Rows from a dataset

--- START ---

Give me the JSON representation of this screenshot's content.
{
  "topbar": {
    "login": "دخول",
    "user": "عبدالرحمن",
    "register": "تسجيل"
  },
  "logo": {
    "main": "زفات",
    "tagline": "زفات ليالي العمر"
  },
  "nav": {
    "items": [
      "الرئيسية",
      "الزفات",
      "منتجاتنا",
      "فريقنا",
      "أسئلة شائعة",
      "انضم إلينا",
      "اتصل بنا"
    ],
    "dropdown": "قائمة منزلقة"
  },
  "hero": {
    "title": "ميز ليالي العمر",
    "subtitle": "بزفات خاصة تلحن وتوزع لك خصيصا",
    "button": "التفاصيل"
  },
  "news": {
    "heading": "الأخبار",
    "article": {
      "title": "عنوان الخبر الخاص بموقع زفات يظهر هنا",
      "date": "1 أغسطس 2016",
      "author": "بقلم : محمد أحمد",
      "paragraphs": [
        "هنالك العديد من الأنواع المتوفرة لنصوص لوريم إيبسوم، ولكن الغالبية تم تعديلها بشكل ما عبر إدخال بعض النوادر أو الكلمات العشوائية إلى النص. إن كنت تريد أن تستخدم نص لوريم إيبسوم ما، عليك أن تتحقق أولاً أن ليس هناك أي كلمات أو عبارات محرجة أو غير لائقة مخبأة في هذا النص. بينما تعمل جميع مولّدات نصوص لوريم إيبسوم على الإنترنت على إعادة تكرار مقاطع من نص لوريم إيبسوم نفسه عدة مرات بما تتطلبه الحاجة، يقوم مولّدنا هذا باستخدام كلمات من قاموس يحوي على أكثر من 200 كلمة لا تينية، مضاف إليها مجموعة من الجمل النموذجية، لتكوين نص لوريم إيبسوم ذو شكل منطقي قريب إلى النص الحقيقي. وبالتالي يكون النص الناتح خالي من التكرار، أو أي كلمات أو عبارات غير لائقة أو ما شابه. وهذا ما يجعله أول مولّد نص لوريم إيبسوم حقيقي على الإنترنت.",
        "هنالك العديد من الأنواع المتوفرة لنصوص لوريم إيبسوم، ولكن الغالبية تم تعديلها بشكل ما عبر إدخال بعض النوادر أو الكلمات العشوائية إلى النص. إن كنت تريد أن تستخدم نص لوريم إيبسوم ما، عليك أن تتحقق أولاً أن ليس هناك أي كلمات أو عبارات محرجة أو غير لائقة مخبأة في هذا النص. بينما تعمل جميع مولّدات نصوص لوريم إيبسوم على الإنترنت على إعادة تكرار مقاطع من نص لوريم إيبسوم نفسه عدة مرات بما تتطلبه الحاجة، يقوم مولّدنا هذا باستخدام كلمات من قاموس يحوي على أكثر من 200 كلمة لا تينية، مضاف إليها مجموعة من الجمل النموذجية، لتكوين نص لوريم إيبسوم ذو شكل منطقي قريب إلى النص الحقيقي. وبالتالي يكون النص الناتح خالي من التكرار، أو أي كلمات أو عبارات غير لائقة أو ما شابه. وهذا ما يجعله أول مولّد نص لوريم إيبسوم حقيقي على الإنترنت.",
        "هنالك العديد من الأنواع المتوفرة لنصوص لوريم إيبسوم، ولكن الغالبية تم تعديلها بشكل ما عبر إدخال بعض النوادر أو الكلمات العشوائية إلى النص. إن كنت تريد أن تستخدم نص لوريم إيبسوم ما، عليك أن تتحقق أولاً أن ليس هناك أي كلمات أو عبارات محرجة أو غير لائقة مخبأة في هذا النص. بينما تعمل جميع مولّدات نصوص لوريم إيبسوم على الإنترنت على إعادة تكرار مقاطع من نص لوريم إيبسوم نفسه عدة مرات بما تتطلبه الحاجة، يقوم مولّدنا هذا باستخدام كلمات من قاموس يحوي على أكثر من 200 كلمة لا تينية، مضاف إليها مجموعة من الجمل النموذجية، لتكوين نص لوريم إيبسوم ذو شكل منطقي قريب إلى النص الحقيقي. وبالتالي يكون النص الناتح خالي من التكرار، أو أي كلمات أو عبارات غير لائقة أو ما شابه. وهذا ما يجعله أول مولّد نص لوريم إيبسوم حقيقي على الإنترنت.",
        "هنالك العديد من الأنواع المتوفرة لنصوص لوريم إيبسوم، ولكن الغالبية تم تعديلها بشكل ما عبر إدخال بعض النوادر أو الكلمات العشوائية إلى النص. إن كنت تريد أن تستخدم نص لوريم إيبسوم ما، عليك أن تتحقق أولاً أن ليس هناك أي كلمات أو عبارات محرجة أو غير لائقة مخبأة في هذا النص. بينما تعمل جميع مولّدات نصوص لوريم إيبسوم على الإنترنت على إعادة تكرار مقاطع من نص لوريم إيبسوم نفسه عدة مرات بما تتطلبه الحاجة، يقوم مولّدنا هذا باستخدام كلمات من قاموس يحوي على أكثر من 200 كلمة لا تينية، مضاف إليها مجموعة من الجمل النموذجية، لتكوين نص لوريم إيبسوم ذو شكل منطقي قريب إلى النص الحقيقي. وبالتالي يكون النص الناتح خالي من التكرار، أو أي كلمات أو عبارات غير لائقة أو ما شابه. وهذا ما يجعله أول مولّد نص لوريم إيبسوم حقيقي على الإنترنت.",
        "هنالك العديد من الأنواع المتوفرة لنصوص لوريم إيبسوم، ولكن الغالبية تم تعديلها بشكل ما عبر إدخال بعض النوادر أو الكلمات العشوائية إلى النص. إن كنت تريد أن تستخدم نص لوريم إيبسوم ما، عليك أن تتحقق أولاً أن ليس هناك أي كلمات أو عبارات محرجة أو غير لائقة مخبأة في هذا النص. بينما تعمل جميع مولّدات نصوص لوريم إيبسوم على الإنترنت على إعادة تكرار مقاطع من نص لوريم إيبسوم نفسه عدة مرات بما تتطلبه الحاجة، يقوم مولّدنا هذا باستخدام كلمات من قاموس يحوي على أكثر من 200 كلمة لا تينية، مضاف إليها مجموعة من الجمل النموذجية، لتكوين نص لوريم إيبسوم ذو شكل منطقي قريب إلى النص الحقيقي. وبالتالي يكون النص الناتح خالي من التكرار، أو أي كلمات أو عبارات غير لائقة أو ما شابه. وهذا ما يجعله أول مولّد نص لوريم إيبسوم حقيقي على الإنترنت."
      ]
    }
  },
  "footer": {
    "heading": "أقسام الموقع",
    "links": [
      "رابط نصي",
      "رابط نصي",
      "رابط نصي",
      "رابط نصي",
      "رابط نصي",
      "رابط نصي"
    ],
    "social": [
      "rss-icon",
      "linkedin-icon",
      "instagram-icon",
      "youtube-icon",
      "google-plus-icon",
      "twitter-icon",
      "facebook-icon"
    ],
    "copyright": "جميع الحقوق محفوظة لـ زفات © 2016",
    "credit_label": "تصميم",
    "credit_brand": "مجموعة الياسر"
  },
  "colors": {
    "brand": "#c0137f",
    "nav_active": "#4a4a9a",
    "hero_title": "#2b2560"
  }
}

--- END ---

**WHAT TO WORK ON**
Each line in the entries above that includes the string "heading" should be extracted.

**ANSWER TO THE TASK**
    "heading": "الأخبار",
    "heading": "أقسام الموقع",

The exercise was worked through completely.